▸ **GOAL**:
Pull out every line from the listing that has the word "area".

-------

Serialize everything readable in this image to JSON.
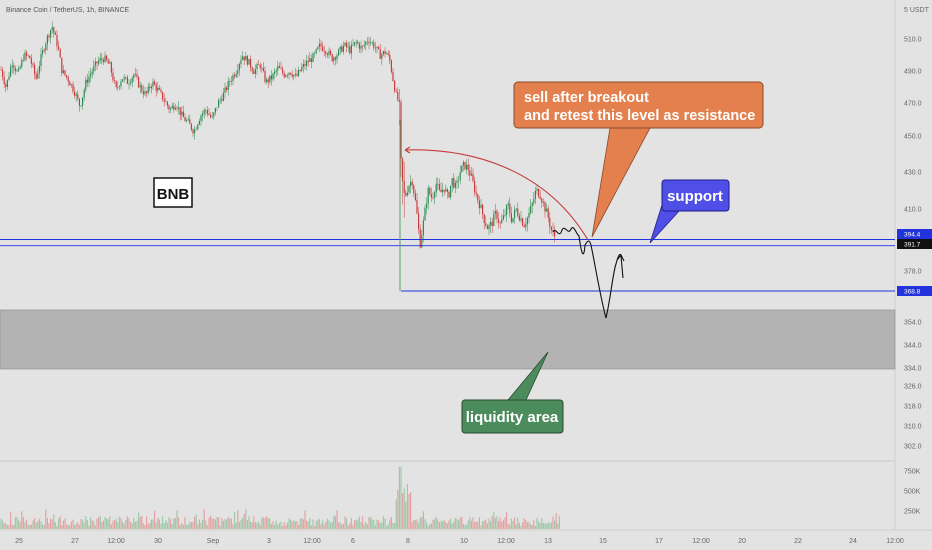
{
  "header": {
    "title": "Binance Coin / TetherUS, 1h, BINANCE",
    "unit": "5 USDT"
  },
  "colors": {
    "up": "#2c8a4f",
    "down": "#c93a3a",
    "level_line": "#2233dd",
    "orange": "#e3804d",
    "blue_box": "#4f4fe8",
    "green_box": "#4b8b5c",
    "zone": "#b3b3b3"
  },
  "chart_data": {
    "type": "candlestick",
    "symbol": "BNB",
    "price_axis": [
      "510.0",
      "490.0",
      "470.0",
      "450.0",
      "430.0",
      "410.0",
      "378.0",
      "354.0",
      "344.0",
      "334.0",
      "326.0",
      "318.0",
      "310.0",
      "302.0"
    ],
    "price_values": [
      510,
      490,
      470,
      450,
      430,
      410,
      378,
      354,
      344,
      334,
      326,
      318,
      310,
      302
    ],
    "volume_axis": [
      "750K",
      "500K",
      "250K"
    ],
    "volume_values": [
      750000,
      500000,
      250000
    ],
    "time_axis": [
      "25",
      "27",
      "12:00",
      "30",
      "Sep",
      "3",
      "12:00",
      "6",
      "8",
      "10",
      "12:00",
      "13",
      "15",
      "17",
      "12:00",
      "20",
      "22",
      "24",
      "12:00"
    ],
    "levels": [
      {
        "name": "support",
        "value": 394.4,
        "label": "394.4"
      },
      {
        "name": "current",
        "value": 391.7,
        "label": "391.7"
      },
      {
        "name": "low",
        "value": 368.8,
        "label": "368.8"
      }
    ],
    "zone": {
      "name": "liquidity area",
      "from": 334,
      "to": 358
    },
    "ohlc_path": [
      [
        0,
        493
      ],
      [
        6,
        480
      ],
      [
        12,
        496
      ],
      [
        18,
        488
      ],
      [
        24,
        500
      ],
      [
        30,
        498
      ],
      [
        36,
        485
      ],
      [
        40,
        496
      ],
      [
        44,
        505
      ],
      [
        48,
        512
      ],
      [
        52,
        518
      ],
      [
        58,
        505
      ],
      [
        62,
        490
      ],
      [
        68,
        485
      ],
      [
        74,
        478
      ],
      [
        80,
        468
      ],
      [
        86,
        483
      ],
      [
        92,
        490
      ],
      [
        98,
        496
      ],
      [
        104,
        498
      ],
      [
        110,
        493
      ],
      [
        116,
        478
      ],
      [
        122,
        486
      ],
      [
        128,
        483
      ],
      [
        134,
        488
      ],
      [
        140,
        480
      ],
      [
        146,
        475
      ],
      [
        152,
        483
      ],
      [
        158,
        478
      ],
      [
        164,
        472
      ],
      [
        170,
        466
      ],
      [
        176,
        470
      ],
      [
        182,
        462
      ],
      [
        188,
        458
      ],
      [
        194,
        453
      ],
      [
        200,
        462
      ],
      [
        206,
        466
      ],
      [
        212,
        460
      ],
      [
        218,
        470
      ],
      [
        224,
        476
      ],
      [
        230,
        484
      ],
      [
        236,
        490
      ],
      [
        242,
        500
      ],
      [
        248,
        496
      ],
      [
        254,
        490
      ],
      [
        260,
        494
      ],
      [
        266,
        483
      ],
      [
        272,
        486
      ],
      [
        278,
        492
      ],
      [
        284,
        488
      ],
      [
        290,
        490
      ],
      [
        296,
        486
      ],
      [
        302,
        492
      ],
      [
        308,
        496
      ],
      [
        314,
        499
      ],
      [
        320,
        506
      ],
      [
        326,
        503
      ],
      [
        332,
        498
      ],
      [
        338,
        501
      ],
      [
        344,
        506
      ],
      [
        350,
        503
      ],
      [
        356,
        508
      ],
      [
        362,
        504
      ],
      [
        368,
        510
      ],
      [
        374,
        506
      ],
      [
        380,
        500
      ],
      [
        386,
        502
      ],
      [
        390,
        496
      ],
      [
        393,
        485
      ],
      [
        396,
        475
      ],
      [
        399,
        470
      ],
      [
        401,
        430
      ],
      [
        404,
        415
      ],
      [
        408,
        422
      ],
      [
        412,
        426
      ],
      [
        416,
        412
      ],
      [
        420,
        392
      ],
      [
        424,
        405
      ],
      [
        428,
        420
      ],
      [
        432,
        416
      ],
      [
        436,
        424
      ],
      [
        440,
        418
      ],
      [
        444,
        422
      ],
      [
        448,
        416
      ],
      [
        452,
        426
      ],
      [
        456,
        421
      ],
      [
        460,
        430
      ],
      [
        464,
        434
      ],
      [
        468,
        432
      ],
      [
        472,
        426
      ],
      [
        476,
        418
      ],
      [
        480,
        412
      ],
      [
        484,
        405
      ],
      [
        488,
        400
      ],
      [
        492,
        403
      ],
      [
        496,
        408
      ],
      [
        500,
        402
      ],
      [
        504,
        406
      ],
      [
        508,
        412
      ],
      [
        512,
        404
      ],
      [
        516,
        410
      ],
      [
        520,
        406
      ],
      [
        524,
        402
      ],
      [
        528,
        406
      ],
      [
        532,
        412
      ],
      [
        536,
        420
      ],
      [
        540,
        418
      ],
      [
        544,
        412
      ],
      [
        548,
        406
      ],
      [
        552,
        398
      ],
      [
        556,
        395
      ]
    ],
    "volume_shape": [
      [
        398,
        470
      ],
      [
        400,
        475
      ],
      [
        402,
        490
      ],
      [
        404,
        505
      ],
      [
        406,
        510
      ],
      [
        408,
        514
      ],
      [
        410,
        516
      ]
    ],
    "annotations": [
      {
        "text": [
          "sell after breakout",
          "and retest this level as resistance"
        ]
      },
      {
        "text": [
          "support"
        ]
      },
      {
        "text": [
          "liquidity area"
        ]
      },
      {
        "text": [
          "BNB"
        ]
      }
    ]
  }
}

-------

▸ **WRITTEN ANSWER**:
      "name": "liquidity area",
          "liquidity area"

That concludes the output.